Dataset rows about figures
>> Start
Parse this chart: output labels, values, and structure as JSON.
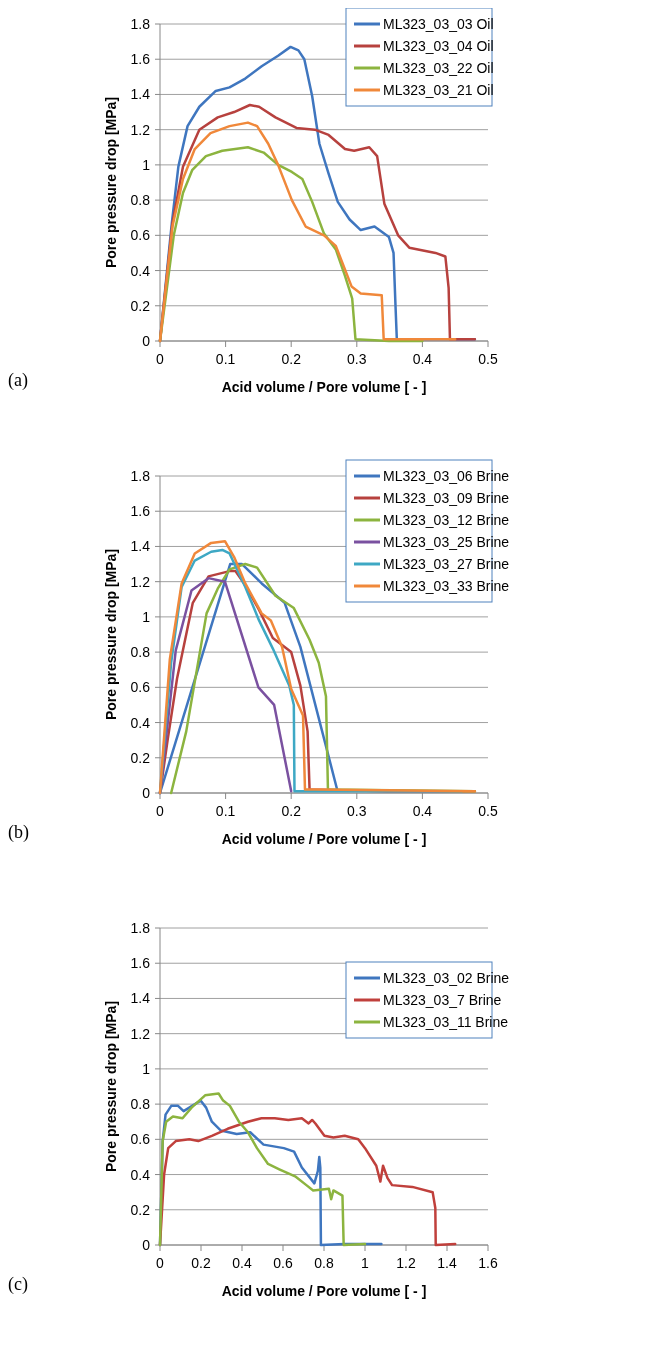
{
  "chart_data": [
    {
      "type": "line",
      "xlabel": "Acid volume / Pore volume [ - ]",
      "ylabel": "Pore pressure drop  [MPa]",
      "annotations": [
        "(a)"
      ],
      "xlim": [
        0,
        0.5
      ],
      "xticks": [
        0,
        0.1,
        0.2,
        0.3,
        0.4,
        0.5
      ],
      "ylim": [
        0,
        1.8
      ],
      "yticks": [
        0,
        0.2,
        0.4,
        0.6,
        0.8,
        1,
        1.2,
        1.4,
        1.6,
        1.8
      ],
      "grid": "y",
      "legend": "top right",
      "line_style": "solid",
      "marker": "none",
      "series": [
        {
          "name": "ML323_03_03 Oil",
          "color": "#3f76bf",
          "x": [
            0,
            0.018,
            0.028,
            0.042,
            0.06,
            0.085,
            0.106,
            0.13,
            0.155,
            0.18,
            0.199,
            0.211,
            0.22,
            0.232,
            0.243,
            0.257,
            0.271,
            0.289,
            0.306,
            0.327,
            0.349,
            0.356,
            0.359,
            0.361,
            0.4,
            0.48
          ],
          "values": [
            0,
            0.67,
            0.99,
            1.22,
            1.33,
            1.42,
            1.44,
            1.49,
            1.56,
            1.62,
            1.67,
            1.65,
            1.6,
            1.39,
            1.12,
            0.95,
            0.79,
            0.69,
            0.63,
            0.65,
            0.59,
            0.5,
            0.2,
            0.01,
            0.01,
            0.01
          ]
        },
        {
          "name": "ML323_03_04 Oil",
          "color": "#b7413e",
          "x": [
            0,
            0.019,
            0.035,
            0.06,
            0.088,
            0.113,
            0.137,
            0.151,
            0.176,
            0.208,
            0.236,
            0.257,
            0.282,
            0.296,
            0.319,
            0.331,
            0.342,
            0.363,
            0.38,
            0.42,
            0.435,
            0.44,
            0.442,
            0.48
          ],
          "values": [
            0,
            0.67,
            0.99,
            1.2,
            1.27,
            1.3,
            1.34,
            1.33,
            1.27,
            1.21,
            1.2,
            1.17,
            1.09,
            1.08,
            1.1,
            1.05,
            0.78,
            0.6,
            0.53,
            0.5,
            0.48,
            0.3,
            0.01,
            0.01
          ]
        },
        {
          "name": "ML323_03_22 Oil",
          "color": "#8cb43f",
          "x": [
            0,
            0.021,
            0.035,
            0.049,
            0.07,
            0.095,
            0.134,
            0.158,
            0.18,
            0.201,
            0.217,
            0.232,
            0.25,
            0.268,
            0.282,
            0.293,
            0.298,
            0.349,
            0.4
          ],
          "values": [
            0,
            0.6,
            0.84,
            0.97,
            1.05,
            1.08,
            1.1,
            1.07,
            1,
            0.96,
            0.92,
            0.79,
            0.61,
            0.52,
            0.37,
            0.24,
            0.01,
            0,
            0
          ]
        },
        {
          "name": "ML323_03_21 Oil",
          "color": "#f0883a",
          "x": [
            0,
            0.019,
            0.035,
            0.053,
            0.077,
            0.106,
            0.134,
            0.148,
            0.165,
            0.18,
            0.201,
            0.222,
            0.25,
            0.268,
            0.292,
            0.306,
            0.338,
            0.341,
            0.38,
            0.45
          ],
          "values": [
            0,
            0.65,
            0.92,
            1.09,
            1.18,
            1.22,
            1.24,
            1.22,
            1.12,
            1,
            0.8,
            0.65,
            0.6,
            0.54,
            0.31,
            0.27,
            0.26,
            0.01,
            0.01,
            0.01
          ]
        }
      ]
    },
    {
      "type": "line",
      "xlabel": "Acid volume / Pore volume  [ - ]",
      "ylabel": "Pore pressure drop  [MPa]",
      "annotations": [
        "(b)"
      ],
      "xlim": [
        0,
        0.5
      ],
      "xticks": [
        0,
        0.1,
        0.2,
        0.3,
        0.4,
        0.5
      ],
      "ylim": [
        0,
        1.8
      ],
      "yticks": [
        0,
        0.2,
        0.4,
        0.6,
        0.8,
        1,
        1.2,
        1.4,
        1.6,
        1.8
      ],
      "grid": "y",
      "legend": "top right",
      "line_style": "solid",
      "marker": "none",
      "series": [
        {
          "name": "ML323_03_06 Brine",
          "color": "#3f76bf",
          "x": [
            0,
            0.107,
            0.125,
            0.155,
            0.19,
            0.214,
            0.27
          ],
          "values": [
            0,
            1.3,
            1.3,
            1.19,
            1.08,
            0.83,
            0.02
          ]
        },
        {
          "name": "ML323_03_09 Brine",
          "color": "#b7413e",
          "x": [
            0,
            0.012,
            0.026,
            0.05,
            0.074,
            0.106,
            0.115,
            0.13,
            0.151,
            0.172,
            0.2,
            0.214,
            0.225,
            0.228,
            0.347,
            0.48
          ],
          "values": [
            0,
            0.31,
            0.65,
            1.08,
            1.23,
            1.26,
            1.26,
            1.18,
            1.04,
            0.88,
            0.8,
            0.61,
            0.35,
            0.02,
            0.01,
            0.01
          ]
        },
        {
          "name": "ML323_03_12 Brine",
          "color": "#8cb43f",
          "x": [
            0.017,
            0.04,
            0.071,
            0.088,
            0.106,
            0.13,
            0.148,
            0.176,
            0.204,
            0.228,
            0.242,
            0.253,
            0.256,
            0.48
          ],
          "values": [
            0,
            0.35,
            1.02,
            1.16,
            1.27,
            1.3,
            1.28,
            1.12,
            1.05,
            0.87,
            0.74,
            0.55,
            0.02,
            0.01
          ]
        },
        {
          "name": "ML323_03_25 Brine",
          "color": "#7a51a0",
          "x": [
            0,
            0.024,
            0.048,
            0.074,
            0.099,
            0.15,
            0.174,
            0.2
          ],
          "values": [
            0,
            0.81,
            1.15,
            1.22,
            1.2,
            0.6,
            0.5,
            0.01
          ]
        },
        {
          "name": "ML323_03_27 Brine",
          "color": "#3ea8c4",
          "x": [
            0,
            0.017,
            0.033,
            0.053,
            0.078,
            0.095,
            0.106,
            0.13,
            0.151,
            0.172,
            0.197,
            0.204,
            0.205,
            0.235,
            0.46
          ],
          "values": [
            0,
            0.74,
            1.17,
            1.32,
            1.37,
            1.38,
            1.36,
            1.17,
            0.98,
            0.82,
            0.61,
            0.5,
            0.01,
            0.01,
            0.01
          ]
        },
        {
          "name": "ML323_03_33 Brine",
          "color": "#f0883a",
          "x": [
            0,
            0.015,
            0.033,
            0.053,
            0.078,
            0.099,
            0.113,
            0.13,
            0.155,
            0.169,
            0.186,
            0.2,
            0.218,
            0.221,
            0.235,
            0.48
          ],
          "values": [
            0,
            0.76,
            1.19,
            1.36,
            1.42,
            1.43,
            1.34,
            1.19,
            1.02,
            0.98,
            0.83,
            0.59,
            0.44,
            0.02,
            0.02,
            0.01
          ]
        }
      ]
    },
    {
      "type": "line",
      "xlabel": "Acid volume / Pore volume  [ - ]",
      "ylabel": "Pore pressure drop  [MPa]",
      "annotations": [
        "(c)"
      ],
      "xlim": [
        0,
        1.6
      ],
      "xticks": [
        0,
        0.2,
        0.4,
        0.6,
        0.8,
        1,
        1.2,
        1.4,
        1.6
      ],
      "ylim": [
        0,
        1.8
      ],
      "yticks": [
        0,
        0.2,
        0.4,
        0.6,
        0.8,
        1,
        1.2,
        1.4,
        1.6,
        1.8
      ],
      "grid": "y",
      "legend": "top right",
      "line_style": "solid",
      "marker": "none",
      "series": [
        {
          "name": "ML323_03_02 Brine",
          "color": "#3f76bf",
          "x": [
            0,
            0.013,
            0.027,
            0.055,
            0.088,
            0.115,
            0.143,
            0.198,
            0.225,
            0.253,
            0.297,
            0.374,
            0.44,
            0.505,
            0.604,
            0.654,
            0.692,
            0.753,
            0.77,
            0.777,
            0.782,
            0.785,
            0.9,
            1.08
          ],
          "values": [
            0,
            0.59,
            0.74,
            0.79,
            0.79,
            0.76,
            0.78,
            0.82,
            0.78,
            0.7,
            0.65,
            0.63,
            0.64,
            0.57,
            0.55,
            0.53,
            0.44,
            0.35,
            0.42,
            0.5,
            0.44,
            0,
            0.005,
            0.005
          ]
        },
        {
          "name": "ML323_03_7 Brine",
          "color": "#c0403c",
          "x": [
            0,
            0.02,
            0.04,
            0.077,
            0.143,
            0.187,
            0.253,
            0.33,
            0.429,
            0.495,
            0.56,
            0.626,
            0.692,
            0.725,
            0.742,
            0.758,
            0.802,
            0.846,
            0.901,
            0.967,
            1,
            1.055,
            1.075,
            1.088,
            1.11,
            1.132,
            1.231,
            1.33,
            1.343,
            1.345,
            1.44
          ],
          "values": [
            0,
            0.4,
            0.55,
            0.59,
            0.6,
            0.59,
            0.62,
            0.66,
            0.7,
            0.72,
            0.72,
            0.71,
            0.72,
            0.69,
            0.71,
            0.69,
            0.62,
            0.61,
            0.62,
            0.6,
            0.55,
            0.45,
            0.36,
            0.45,
            0.38,
            0.34,
            0.33,
            0.3,
            0.21,
            0,
            0.005
          ]
        },
        {
          "name": "ML323_03_11 Brine",
          "color": "#8cb43f",
          "x": [
            0,
            0.013,
            0.03,
            0.063,
            0.11,
            0.154,
            0.22,
            0.286,
            0.308,
            0.341,
            0.385,
            0.429,
            0.473,
            0.527,
            0.582,
            0.659,
            0.714,
            0.747,
            0.824,
            0.835,
            0.846,
            0.89,
            0.896,
            1
          ],
          "values": [
            0,
            0.59,
            0.7,
            0.73,
            0.72,
            0.78,
            0.85,
            0.86,
            0.82,
            0.79,
            0.7,
            0.64,
            0.55,
            0.46,
            0.43,
            0.39,
            0.34,
            0.31,
            0.32,
            0.26,
            0.31,
            0.28,
            0,
            0.005
          ]
        }
      ]
    }
  ]
}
>> End
Aim of the exercise: In the records above, find the lines containing "Brine" and copy them.

Output below:
          "name": "ML323_03_06 Brine",
          "name": "ML323_03_09 Brine",
          "name": "ML323_03_12 Brine",
          "name": "ML323_03_25 Brine",
          "name": "ML323_03_27 Brine",
          "name": "ML323_03_33 Brine",
          "name": "ML323_03_02 Brine",
          "name": "ML323_03_7 Brine",
          "name": "ML323_03_11 Brine",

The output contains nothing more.